● TASK DESCRIPTION
Please give the lines of the records again, starting with the line containing "1030, 49, 1048]" and going on through the line containing "192, 73, 210]", but change "stock-chg" to "stock-change" and leave everything else the same.

Rows from a layout dataset
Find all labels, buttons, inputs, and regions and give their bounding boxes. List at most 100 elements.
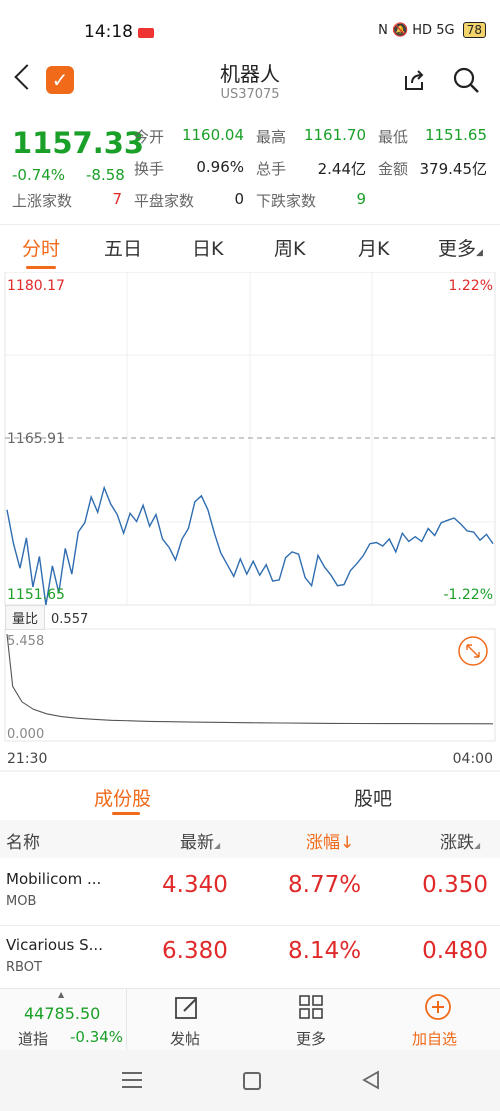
index-name: 道指	[18, 1030, 49, 1048]
tab-intraday[interactable]: 分时	[22, 234, 60, 261]
header-chg-label: 涨跌	[440, 833, 474, 853]
dow-index-ticker[interactable]: ▲ 44785.50 道指 -0.34%	[0, 989, 125, 1051]
edit-icon	[175, 997, 197, 1019]
table-row[interactable]: Mobilicom ... MOB 4.340 8.77% 0.350	[0, 860, 500, 926]
header-pct[interactable]: 涨幅↓	[306, 828, 354, 853]
tab-more-label: 更多	[438, 238, 477, 260]
period-tabs: 分时 五日 日K 周K 月K 更多◢	[0, 226, 500, 272]
tab-daily-k[interactable]: 日K	[192, 234, 223, 261]
amount-value: 379.45亿	[419, 160, 488, 178]
x-end-label: 04:00	[453, 751, 493, 767]
down-count-label: 下跌家数	[256, 192, 317, 210]
ratio-max-label: 5.458	[7, 634, 44, 649]
home-nav-icon[interactable]	[243, 1072, 261, 1090]
header-latest-label: 最新	[180, 833, 214, 853]
stock-chg: 0.480	[422, 938, 488, 964]
open-label: 今开	[134, 128, 165, 146]
volume-ratio-row: 量比 0.557	[5, 605, 88, 630]
nfc-icon: N	[378, 23, 388, 38]
status-time: 14:18	[84, 22, 133, 42]
tab-forum[interactable]: 股吧	[354, 784, 392, 811]
flat-count-label: 平盘家数	[134, 192, 195, 210]
stock-chg: 0.350	[422, 872, 488, 898]
tab-weekly-k[interactable]: 周K	[274, 234, 305, 261]
low-value: 1151.65	[424, 126, 487, 144]
quote-panel: 1157.33 -0.74% -8.58 今开 1160.04 最高 1161.…	[0, 118, 500, 222]
tab-constituents[interactable]: 成份股	[94, 784, 151, 811]
high-value: 1161.70	[303, 126, 366, 144]
stock-name: Vicarious S...	[6, 936, 103, 954]
notification-badge-icon	[138, 28, 154, 38]
index-value: 44785.50	[24, 1004, 101, 1023]
active-tab-indicator	[26, 266, 56, 269]
stock-code: RBOT	[6, 960, 42, 975]
tab-monthly-k[interactable]: 月K	[358, 234, 389, 261]
status-icons: N 🔕 HD 5G 78	[378, 22, 486, 38]
search-icon[interactable]	[452, 66, 480, 94]
header: ✓ 机器人 US37075	[0, 54, 500, 114]
change-percent: -0.74%	[12, 166, 66, 184]
up-count-label: 上涨家数	[12, 192, 73, 210]
change-amount: -8.58	[86, 166, 125, 184]
bottom-action-bar: ▲ 44785.50 道指 -0.34% 发帖 更多 加自选	[0, 988, 500, 1051]
header-chg[interactable]: 涨跌◢	[440, 828, 480, 853]
more-label: 更多	[296, 1030, 327, 1048]
share-icon[interactable]	[402, 68, 426, 92]
volume-ratio-label[interactable]: 量比	[5, 605, 46, 630]
y-mid-label: 1165.91	[7, 431, 65, 447]
flat-count-value: 0	[234, 190, 244, 208]
stock-pct: 8.14%	[288, 938, 362, 964]
stock-latest: 6.380	[162, 938, 228, 964]
header-latest[interactable]: 最新◢	[180, 828, 220, 853]
y-max-label: 1180.17	[7, 278, 65, 294]
add-watchlist-label: 加自选	[412, 1030, 458, 1048]
ratio-series-line	[6, 633, 494, 725]
post-label: 发帖	[170, 1030, 201, 1048]
signal-icon: 5G	[436, 23, 455, 38]
low-label: 最低	[378, 128, 409, 146]
y-min-label: 1151.65	[7, 587, 65, 603]
intraday-chart[interactable]: 1180.17 1.22% 1165.91 1151.65 -1.22% 5.4…	[0, 272, 500, 772]
section-tabs: 成份股 股吧	[0, 772, 500, 820]
collapse-caret-icon: ▲	[58, 990, 65, 999]
amount-label: 金额	[378, 160, 409, 178]
more-button[interactable]: 更多	[274, 989, 350, 1051]
up-count-value: 7	[112, 190, 122, 208]
stock-pct: 8.77%	[288, 872, 362, 898]
grid-icon	[299, 995, 323, 1019]
turnover-value: 0.96%	[196, 158, 244, 176]
open-value: 1160.04	[181, 126, 244, 144]
stock-latest: 4.340	[162, 872, 228, 898]
menu-nav-icon[interactable]	[122, 1072, 142, 1088]
volume-ratio-value: 0.557	[51, 612, 89, 627]
hd-icon: HD	[412, 23, 433, 38]
sort-triangle-icon: ◢	[214, 841, 221, 850]
volume-label: 总手	[256, 160, 287, 178]
battery-icon: 78	[462, 22, 486, 38]
add-watchlist-button[interactable]: 加自选	[400, 989, 480, 1051]
post-button[interactable]: 发帖	[150, 989, 226, 1051]
ratio-min-label: 0.000	[7, 727, 44, 742]
tab-more[interactable]: 更多◢	[438, 234, 483, 261]
table-row[interactable]: Vicarious S... RBOT 6.380 8.14% 0.480	[0, 926, 500, 992]
sort-triangle-icon: ◢	[474, 841, 481, 850]
volume-value: 2.44亿	[317, 160, 366, 178]
tab-five-day[interactable]: 五日	[104, 234, 142, 261]
index-pct: -0.34%	[70, 1028, 124, 1046]
y-min-pct-label: -1.22%	[443, 587, 493, 603]
header-name[interactable]: 名称	[6, 828, 40, 853]
list-header: 名称 最新◢ 涨幅↓ 涨跌◢	[0, 820, 500, 858]
section-tab-indicator	[112, 812, 140, 815]
mute-icon: 🔕	[391, 23, 409, 38]
back-nav-icon[interactable]	[362, 1070, 380, 1090]
high-label: 最高	[256, 128, 287, 146]
ratio-panel-frame	[4, 628, 496, 742]
y-max-pct-label: 1.22%	[449, 278, 493, 294]
turnover-label: 换手	[134, 160, 165, 178]
stock-name: Mobilicom ...	[6, 870, 102, 888]
dropdown-triangle-icon: ◢	[476, 248, 483, 258]
add-circle-icon	[425, 994, 451, 1020]
down-count-value: 9	[356, 190, 366, 208]
x-start-label: 21:30	[7, 751, 47, 767]
expand-chart-icon[interactable]	[458, 636, 488, 666]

● CORRECT RESPONSE
index-name: 道指	[18, 1030, 49, 1048]
tab-intraday[interactable]: 分时	[22, 234, 60, 261]
header-chg-label: 涨跌	[440, 833, 474, 853]
dow-index-ticker[interactable]: ▲ 44785.50 道指 -0.34%	[0, 989, 125, 1051]
edit-icon	[175, 997, 197, 1019]
table-row[interactable]: Mobilicom ... MOB 4.340 8.77% 0.350	[0, 860, 500, 926]
header-pct[interactable]: 涨幅↓	[306, 828, 354, 853]
tab-more-label: 更多	[438, 238, 477, 260]
period-tabs: 分时 五日 日K 周K 月K 更多◢	[0, 226, 500, 272]
tab-daily-k[interactable]: 日K	[192, 234, 223, 261]
amount-value: 379.45亿	[419, 160, 488, 178]
x-end-label: 04:00	[453, 751, 493, 767]
down-count-label: 下跌家数	[256, 192, 317, 210]
ratio-max-label: 5.458	[7, 634, 44, 649]
home-nav-icon[interactable]	[243, 1072, 261, 1090]
header-latest-label: 最新	[180, 833, 214, 853]
stock-change: 0.480	[422, 938, 488, 964]
open-label: 今开	[134, 128, 165, 146]
volume-ratio-row: 量比 0.557	[5, 605, 88, 630]
nfc-icon: N	[378, 23, 388, 38]
status-time: 14:18	[84, 22, 133, 42]
tab-forum[interactable]: 股吧	[354, 784, 392, 811]
flat-count-label: 平盘家数	[134, 192, 195, 210]
stock-change: 0.350	[422, 872, 488, 898]
tab-weekly-k[interactable]: 周K	[274, 234, 305, 261]
low-value: 1151.65	[424, 126, 487, 144]
quote-panel: 1157.33 -0.74% -8.58 今开 1160.04 最高 1161.…	[0, 118, 500, 222]
tab-constituents[interactable]: 成份股	[94, 784, 151, 811]
high-value: 1161.70	[303, 126, 366, 144]
stock-name: Vicarious S...	[6, 936, 103, 954]
notification-badge-icon	[138, 28, 154, 38]
index-value: 44785.50	[24, 1004, 101, 1023]
active-tab-indicator	[26, 266, 56, 269]
stock-code: RBOT	[6, 960, 42, 975]
tab-monthly-k[interactable]: 月K	[358, 234, 389, 261]
status-icons: N 🔕 HD 5G 78	[378, 22, 486, 38]
search-icon[interactable]	[452, 66, 480, 94]
header: ✓ 机器人 US37075	[0, 54, 500, 114]
change-percent: -0.74%	[12, 166, 66, 184]
up-count-label: 上涨家数	[12, 192, 73, 210]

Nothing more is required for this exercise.